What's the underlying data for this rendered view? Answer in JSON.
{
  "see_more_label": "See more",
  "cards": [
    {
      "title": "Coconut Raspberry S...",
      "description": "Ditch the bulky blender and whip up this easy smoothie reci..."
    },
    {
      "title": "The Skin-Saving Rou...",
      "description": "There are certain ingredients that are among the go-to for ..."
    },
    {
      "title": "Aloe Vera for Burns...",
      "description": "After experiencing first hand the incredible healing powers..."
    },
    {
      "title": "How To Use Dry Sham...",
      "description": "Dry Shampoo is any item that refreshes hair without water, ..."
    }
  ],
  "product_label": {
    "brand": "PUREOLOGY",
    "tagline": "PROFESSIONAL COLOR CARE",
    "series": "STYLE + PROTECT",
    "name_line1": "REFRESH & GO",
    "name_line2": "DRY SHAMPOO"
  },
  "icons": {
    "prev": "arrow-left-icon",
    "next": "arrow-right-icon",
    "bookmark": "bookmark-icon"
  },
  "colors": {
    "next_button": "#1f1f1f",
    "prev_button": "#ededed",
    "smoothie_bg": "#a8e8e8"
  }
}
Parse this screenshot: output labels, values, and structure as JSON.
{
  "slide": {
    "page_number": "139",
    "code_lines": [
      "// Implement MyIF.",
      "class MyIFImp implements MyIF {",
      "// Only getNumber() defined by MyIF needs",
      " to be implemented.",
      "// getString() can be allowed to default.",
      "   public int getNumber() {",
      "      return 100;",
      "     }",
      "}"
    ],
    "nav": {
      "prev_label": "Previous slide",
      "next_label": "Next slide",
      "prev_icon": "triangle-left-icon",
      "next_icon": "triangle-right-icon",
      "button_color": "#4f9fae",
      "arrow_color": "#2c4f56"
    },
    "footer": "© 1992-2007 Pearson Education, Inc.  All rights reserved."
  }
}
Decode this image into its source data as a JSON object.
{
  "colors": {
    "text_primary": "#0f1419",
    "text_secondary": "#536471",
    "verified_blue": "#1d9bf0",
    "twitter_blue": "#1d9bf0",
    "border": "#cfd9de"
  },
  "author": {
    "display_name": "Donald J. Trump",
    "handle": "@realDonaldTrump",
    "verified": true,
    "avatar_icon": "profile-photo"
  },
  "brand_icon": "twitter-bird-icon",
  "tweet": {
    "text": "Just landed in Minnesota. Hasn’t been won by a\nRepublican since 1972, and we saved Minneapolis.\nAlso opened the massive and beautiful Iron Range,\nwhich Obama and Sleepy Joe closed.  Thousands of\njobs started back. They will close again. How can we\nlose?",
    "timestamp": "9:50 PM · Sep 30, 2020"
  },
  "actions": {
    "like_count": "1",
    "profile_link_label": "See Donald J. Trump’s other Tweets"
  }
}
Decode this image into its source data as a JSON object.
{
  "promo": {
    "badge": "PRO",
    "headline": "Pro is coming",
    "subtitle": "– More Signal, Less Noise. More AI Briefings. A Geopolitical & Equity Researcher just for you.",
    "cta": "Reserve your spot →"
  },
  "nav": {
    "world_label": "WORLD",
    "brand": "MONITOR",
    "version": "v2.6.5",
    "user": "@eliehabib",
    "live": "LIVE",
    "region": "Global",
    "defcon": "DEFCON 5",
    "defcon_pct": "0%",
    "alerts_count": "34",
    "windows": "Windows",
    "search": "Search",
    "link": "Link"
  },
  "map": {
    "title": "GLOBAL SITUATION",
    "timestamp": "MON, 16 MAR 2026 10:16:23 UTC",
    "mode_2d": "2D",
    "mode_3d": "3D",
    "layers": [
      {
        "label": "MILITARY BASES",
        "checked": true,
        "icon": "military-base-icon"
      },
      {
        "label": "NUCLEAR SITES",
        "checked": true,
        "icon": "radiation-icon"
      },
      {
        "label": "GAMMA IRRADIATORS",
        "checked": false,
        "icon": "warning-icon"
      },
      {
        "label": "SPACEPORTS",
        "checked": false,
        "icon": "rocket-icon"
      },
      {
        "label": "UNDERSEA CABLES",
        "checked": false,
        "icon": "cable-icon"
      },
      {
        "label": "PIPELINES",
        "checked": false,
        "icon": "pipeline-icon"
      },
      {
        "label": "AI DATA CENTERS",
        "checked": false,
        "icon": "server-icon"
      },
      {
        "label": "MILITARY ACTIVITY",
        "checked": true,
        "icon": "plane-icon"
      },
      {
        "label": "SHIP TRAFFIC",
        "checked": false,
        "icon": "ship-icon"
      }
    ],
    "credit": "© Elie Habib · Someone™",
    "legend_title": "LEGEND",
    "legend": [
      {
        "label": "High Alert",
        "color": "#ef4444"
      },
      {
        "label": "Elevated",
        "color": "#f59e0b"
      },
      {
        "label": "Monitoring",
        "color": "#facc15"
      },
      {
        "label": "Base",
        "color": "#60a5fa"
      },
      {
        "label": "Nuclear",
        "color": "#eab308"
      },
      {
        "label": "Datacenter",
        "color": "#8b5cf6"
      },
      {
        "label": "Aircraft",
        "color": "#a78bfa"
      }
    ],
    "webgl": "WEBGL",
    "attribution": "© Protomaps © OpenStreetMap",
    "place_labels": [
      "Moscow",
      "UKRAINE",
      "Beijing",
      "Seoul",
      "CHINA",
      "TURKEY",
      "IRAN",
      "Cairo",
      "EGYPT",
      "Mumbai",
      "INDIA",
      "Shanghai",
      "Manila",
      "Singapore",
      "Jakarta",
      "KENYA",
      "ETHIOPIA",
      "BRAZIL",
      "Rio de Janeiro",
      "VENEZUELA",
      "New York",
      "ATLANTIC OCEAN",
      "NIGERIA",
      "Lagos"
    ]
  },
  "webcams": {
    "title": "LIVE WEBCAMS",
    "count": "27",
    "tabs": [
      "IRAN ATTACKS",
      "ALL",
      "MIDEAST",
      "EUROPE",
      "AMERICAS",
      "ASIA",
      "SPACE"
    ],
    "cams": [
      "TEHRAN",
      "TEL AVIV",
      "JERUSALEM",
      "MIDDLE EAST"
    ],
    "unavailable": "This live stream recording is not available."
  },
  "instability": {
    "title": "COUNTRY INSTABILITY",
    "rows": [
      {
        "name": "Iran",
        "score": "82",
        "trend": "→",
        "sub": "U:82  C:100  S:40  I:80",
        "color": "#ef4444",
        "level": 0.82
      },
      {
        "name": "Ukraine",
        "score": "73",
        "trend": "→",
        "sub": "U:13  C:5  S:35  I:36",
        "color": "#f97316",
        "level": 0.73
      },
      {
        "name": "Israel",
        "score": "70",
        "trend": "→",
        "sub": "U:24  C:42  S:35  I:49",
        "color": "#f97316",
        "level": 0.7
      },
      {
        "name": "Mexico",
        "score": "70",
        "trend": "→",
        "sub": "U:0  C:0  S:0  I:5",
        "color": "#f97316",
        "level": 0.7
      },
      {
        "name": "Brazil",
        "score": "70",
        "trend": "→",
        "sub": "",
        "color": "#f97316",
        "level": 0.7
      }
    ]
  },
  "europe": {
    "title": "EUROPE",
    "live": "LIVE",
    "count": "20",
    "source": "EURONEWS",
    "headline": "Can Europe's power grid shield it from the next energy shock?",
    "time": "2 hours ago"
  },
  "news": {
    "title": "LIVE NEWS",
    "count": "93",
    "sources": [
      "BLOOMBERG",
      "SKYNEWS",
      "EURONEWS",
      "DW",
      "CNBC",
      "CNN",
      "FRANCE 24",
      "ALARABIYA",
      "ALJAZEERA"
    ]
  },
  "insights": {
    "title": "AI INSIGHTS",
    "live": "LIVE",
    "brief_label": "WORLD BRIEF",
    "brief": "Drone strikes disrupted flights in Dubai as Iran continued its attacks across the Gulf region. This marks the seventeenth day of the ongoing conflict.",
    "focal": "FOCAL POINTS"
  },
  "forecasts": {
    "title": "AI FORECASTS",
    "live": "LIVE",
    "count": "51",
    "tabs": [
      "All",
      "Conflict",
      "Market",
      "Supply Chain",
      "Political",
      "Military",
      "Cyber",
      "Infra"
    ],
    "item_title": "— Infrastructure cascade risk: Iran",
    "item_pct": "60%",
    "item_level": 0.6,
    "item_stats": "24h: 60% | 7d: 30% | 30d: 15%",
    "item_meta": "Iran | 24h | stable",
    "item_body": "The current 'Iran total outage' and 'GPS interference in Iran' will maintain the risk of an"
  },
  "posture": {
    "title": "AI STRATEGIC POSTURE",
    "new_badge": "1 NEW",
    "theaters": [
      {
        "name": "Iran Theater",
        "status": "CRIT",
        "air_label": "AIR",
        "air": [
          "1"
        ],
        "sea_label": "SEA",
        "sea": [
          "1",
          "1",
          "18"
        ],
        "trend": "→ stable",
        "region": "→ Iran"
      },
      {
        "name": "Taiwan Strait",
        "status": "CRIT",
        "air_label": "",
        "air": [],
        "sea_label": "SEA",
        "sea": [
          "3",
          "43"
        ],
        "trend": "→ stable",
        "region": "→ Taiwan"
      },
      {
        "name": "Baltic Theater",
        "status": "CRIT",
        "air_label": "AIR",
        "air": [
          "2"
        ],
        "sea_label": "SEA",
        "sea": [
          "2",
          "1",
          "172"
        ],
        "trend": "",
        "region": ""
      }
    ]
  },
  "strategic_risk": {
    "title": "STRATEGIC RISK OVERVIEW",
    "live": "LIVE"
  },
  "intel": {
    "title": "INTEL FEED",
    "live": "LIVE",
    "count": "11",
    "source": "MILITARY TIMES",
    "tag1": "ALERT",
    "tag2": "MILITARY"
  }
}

· · · · · · ·

Your task.
Pull out every line in the data above that has the word "WORLD".

Written response.
    "world_label": "WORLD",
    "brief_label": "WORLD BRIEF",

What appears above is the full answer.